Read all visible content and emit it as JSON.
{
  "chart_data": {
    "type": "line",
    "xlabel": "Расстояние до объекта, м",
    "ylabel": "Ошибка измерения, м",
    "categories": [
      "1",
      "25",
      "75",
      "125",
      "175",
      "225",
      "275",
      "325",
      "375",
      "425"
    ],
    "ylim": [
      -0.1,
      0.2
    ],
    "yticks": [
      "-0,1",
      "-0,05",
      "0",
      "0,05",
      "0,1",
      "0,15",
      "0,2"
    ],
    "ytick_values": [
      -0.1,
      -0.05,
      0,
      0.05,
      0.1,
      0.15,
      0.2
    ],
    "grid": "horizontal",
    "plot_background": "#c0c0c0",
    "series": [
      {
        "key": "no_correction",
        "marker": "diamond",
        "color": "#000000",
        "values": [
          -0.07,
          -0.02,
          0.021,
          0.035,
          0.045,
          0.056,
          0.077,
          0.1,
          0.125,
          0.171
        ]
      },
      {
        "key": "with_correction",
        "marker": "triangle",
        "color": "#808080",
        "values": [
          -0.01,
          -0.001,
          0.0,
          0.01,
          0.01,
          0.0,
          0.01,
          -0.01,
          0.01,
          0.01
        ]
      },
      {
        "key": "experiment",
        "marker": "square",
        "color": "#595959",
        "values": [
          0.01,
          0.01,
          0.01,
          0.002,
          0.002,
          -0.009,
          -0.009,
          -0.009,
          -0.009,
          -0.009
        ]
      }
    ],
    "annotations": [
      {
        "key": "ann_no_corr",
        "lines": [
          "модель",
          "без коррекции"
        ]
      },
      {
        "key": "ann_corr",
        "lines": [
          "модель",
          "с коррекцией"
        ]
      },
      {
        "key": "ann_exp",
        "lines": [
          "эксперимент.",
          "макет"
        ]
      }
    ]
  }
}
════════════════════
▶ _What the task asks_
Extract the listing in its entirety and repeat it exactly.

▶ _Output of the task_
Read all visible content and emit it as JSON.
{
  "chart_data": {
    "type": "line",
    "xlabel": "Расстояние до объекта, м",
    "ylabel": "Ошибка измерения, м",
    "categories": [
      "1",
      "25",
      "75",
      "125",
      "175",
      "225",
      "275",
      "325",
      "375",
      "425"
    ],
    "ylim": [
      -0.1,
      0.2
    ],
    "yticks": [
      "-0,1",
      "-0,05",
      "0",
      "0,05",
      "0,1",
      "0,15",
      "0,2"
    ],
    "ytick_values": [
      -0.1,
      -0.05,
      0,
      0.05,
      0.1,
      0.15,
      0.2
    ],
    "grid": "horizontal",
    "plot_background": "#c0c0c0",
    "series": [
      {
        "key": "no_correction",
        "marker": "diamond",
        "color": "#000000",
        "values": [
          -0.07,
          -0.02,
          0.021,
          0.035,
          0.045,
          0.056,
          0.077,
          0.1,
          0.125,
          0.171
        ]
      },
      {
        "key": "with_correction",
        "marker": "triangle",
        "color": "#808080",
        "values": [
          -0.01,
          -0.001,
          0.0,
          0.01,
          0.01,
          0.0,
          0.01,
          -0.01,
          0.01,
          0.01
        ]
      },
      {
        "key": "experiment",
        "marker": "square",
        "color": "#595959",
        "values": [
          0.01,
          0.01,
          0.01,
          0.002,
          0.002,
          -0.009,
          -0.009,
          -0.009,
          -0.009,
          -0.009
        ]
      }
    ],
    "annotations": [
      {
        "key": "ann_no_corr",
        "lines": [
          "модель",
          "без коррекции"
        ]
      },
      {
        "key": "ann_corr",
        "lines": [
          "модель",
          "с коррекцией"
        ]
      },
      {
        "key": "ann_exp",
        "lines": [
          "эксперимент.",
          "макет"
        ]
      }
    ]
  }
}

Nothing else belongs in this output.